Your answer should be a single number: the count of lines that hold the word "background".

##### Extracted material #####

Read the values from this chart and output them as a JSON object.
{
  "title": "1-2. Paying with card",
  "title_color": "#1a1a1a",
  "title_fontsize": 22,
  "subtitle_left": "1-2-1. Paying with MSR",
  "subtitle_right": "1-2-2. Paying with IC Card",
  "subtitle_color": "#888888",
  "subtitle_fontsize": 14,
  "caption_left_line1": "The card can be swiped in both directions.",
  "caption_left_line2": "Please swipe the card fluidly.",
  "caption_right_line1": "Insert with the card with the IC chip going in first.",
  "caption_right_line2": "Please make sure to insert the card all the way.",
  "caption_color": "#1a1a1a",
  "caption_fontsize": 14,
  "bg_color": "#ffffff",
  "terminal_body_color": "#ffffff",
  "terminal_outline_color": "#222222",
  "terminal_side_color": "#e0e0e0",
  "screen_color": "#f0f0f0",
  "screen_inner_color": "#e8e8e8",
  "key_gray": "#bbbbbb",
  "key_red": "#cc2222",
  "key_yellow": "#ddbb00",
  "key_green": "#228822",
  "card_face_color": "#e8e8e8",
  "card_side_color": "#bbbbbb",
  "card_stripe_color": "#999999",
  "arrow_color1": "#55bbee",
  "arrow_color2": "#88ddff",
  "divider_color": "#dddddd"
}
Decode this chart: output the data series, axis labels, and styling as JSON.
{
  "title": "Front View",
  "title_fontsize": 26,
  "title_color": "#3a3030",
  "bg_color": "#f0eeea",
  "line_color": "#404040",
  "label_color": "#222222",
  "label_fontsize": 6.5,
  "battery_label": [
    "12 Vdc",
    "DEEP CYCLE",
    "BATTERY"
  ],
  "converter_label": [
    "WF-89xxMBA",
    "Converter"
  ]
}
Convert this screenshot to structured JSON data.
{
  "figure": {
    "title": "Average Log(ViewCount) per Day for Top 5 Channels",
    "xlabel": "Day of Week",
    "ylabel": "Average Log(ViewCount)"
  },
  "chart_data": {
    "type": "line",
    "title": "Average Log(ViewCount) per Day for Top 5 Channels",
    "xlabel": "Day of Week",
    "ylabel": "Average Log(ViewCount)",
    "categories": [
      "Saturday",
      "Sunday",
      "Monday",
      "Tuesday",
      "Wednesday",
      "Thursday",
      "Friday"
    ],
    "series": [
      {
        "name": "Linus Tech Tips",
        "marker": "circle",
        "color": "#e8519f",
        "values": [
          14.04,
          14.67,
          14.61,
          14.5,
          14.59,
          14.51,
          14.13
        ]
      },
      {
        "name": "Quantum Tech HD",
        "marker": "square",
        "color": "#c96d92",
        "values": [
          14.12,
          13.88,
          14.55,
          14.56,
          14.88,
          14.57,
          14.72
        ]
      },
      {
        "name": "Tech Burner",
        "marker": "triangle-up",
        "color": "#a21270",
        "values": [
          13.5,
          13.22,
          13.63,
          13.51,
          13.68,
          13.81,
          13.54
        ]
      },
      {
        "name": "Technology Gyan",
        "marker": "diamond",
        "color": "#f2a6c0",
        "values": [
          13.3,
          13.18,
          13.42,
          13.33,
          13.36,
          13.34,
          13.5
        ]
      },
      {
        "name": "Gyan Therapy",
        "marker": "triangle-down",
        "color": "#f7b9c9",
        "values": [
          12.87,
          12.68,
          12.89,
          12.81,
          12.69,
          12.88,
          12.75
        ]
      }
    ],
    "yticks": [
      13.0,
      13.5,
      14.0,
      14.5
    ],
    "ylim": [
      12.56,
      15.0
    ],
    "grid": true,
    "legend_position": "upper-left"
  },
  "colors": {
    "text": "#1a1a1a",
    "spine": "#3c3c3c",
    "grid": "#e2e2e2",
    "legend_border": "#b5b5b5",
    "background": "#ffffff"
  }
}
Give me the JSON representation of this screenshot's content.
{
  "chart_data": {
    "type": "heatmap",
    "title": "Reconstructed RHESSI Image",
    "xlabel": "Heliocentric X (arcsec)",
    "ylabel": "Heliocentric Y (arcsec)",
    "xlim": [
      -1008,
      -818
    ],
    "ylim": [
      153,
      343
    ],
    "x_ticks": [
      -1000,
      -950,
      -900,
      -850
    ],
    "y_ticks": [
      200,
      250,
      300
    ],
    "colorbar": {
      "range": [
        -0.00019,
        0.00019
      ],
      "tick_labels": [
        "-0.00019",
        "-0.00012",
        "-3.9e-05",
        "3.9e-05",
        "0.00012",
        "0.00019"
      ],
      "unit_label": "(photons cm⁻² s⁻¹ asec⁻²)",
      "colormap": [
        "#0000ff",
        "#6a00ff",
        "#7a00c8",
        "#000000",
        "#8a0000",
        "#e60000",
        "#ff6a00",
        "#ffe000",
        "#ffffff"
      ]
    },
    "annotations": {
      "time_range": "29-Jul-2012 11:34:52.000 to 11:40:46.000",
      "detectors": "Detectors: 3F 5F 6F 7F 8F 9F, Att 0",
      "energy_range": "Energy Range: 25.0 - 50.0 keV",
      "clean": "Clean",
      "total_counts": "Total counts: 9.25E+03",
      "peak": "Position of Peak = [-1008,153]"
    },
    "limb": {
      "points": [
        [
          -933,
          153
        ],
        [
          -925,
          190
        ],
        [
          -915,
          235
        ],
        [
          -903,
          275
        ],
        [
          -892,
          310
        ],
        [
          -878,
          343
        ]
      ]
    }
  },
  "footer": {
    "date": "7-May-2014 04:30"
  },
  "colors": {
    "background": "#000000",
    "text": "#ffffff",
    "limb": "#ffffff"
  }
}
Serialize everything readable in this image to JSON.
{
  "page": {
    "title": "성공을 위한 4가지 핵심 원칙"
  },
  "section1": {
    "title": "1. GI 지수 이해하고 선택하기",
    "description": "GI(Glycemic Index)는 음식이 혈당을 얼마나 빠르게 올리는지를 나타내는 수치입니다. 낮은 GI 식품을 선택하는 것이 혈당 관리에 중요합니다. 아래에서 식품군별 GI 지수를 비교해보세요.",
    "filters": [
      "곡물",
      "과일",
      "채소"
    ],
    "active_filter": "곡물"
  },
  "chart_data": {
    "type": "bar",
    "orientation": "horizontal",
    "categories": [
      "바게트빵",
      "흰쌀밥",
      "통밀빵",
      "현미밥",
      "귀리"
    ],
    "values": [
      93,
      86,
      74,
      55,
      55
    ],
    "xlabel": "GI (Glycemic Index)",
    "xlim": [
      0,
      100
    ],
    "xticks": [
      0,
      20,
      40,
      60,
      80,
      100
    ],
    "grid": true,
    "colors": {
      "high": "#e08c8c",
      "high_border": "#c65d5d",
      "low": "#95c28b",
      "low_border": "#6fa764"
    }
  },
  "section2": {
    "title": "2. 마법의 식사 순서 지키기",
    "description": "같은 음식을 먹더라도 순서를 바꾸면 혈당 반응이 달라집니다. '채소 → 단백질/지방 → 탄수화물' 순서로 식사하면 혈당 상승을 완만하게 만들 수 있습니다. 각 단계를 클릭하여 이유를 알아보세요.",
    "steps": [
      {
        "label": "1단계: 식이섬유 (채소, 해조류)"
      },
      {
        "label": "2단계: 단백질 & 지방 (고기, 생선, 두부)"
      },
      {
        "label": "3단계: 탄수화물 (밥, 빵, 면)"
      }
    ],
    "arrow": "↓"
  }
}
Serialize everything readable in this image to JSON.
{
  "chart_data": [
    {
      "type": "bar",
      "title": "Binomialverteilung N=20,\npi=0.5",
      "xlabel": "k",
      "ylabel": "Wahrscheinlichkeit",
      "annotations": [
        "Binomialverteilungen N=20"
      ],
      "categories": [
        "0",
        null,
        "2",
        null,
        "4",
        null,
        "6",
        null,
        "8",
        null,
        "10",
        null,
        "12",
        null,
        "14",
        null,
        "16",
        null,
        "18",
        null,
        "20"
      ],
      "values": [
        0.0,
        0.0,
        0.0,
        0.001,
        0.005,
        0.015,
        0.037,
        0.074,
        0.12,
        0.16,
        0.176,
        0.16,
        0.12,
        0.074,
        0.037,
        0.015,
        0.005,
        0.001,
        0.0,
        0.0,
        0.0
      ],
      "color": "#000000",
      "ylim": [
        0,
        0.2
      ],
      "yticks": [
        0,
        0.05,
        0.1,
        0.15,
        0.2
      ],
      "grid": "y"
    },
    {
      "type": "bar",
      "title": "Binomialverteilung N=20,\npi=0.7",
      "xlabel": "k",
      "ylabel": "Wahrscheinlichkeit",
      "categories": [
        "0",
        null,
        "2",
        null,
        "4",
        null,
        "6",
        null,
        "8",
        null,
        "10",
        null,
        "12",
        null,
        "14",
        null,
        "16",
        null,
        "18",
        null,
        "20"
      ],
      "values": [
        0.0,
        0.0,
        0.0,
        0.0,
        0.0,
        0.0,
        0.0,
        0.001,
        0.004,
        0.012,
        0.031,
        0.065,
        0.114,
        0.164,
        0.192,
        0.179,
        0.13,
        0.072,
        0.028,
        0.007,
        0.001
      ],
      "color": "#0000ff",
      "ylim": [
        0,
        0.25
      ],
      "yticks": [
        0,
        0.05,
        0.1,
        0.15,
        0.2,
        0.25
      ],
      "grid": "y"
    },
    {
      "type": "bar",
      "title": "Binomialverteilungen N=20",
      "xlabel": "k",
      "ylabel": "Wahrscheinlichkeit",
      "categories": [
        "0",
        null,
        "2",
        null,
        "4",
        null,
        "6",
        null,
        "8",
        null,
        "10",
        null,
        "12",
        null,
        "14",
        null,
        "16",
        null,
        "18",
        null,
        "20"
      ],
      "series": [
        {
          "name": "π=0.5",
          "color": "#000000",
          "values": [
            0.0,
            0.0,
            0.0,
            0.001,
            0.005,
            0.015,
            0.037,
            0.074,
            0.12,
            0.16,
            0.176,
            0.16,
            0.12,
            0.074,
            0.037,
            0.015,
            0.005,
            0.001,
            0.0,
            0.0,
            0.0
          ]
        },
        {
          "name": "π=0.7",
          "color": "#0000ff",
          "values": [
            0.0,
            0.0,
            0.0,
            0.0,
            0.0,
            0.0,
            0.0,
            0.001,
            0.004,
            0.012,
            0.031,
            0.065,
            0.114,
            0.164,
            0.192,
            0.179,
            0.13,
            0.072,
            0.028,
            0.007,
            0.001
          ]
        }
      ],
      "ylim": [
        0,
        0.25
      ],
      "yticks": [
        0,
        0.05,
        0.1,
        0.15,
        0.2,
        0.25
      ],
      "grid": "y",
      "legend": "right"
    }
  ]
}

#####

Result of the task: 2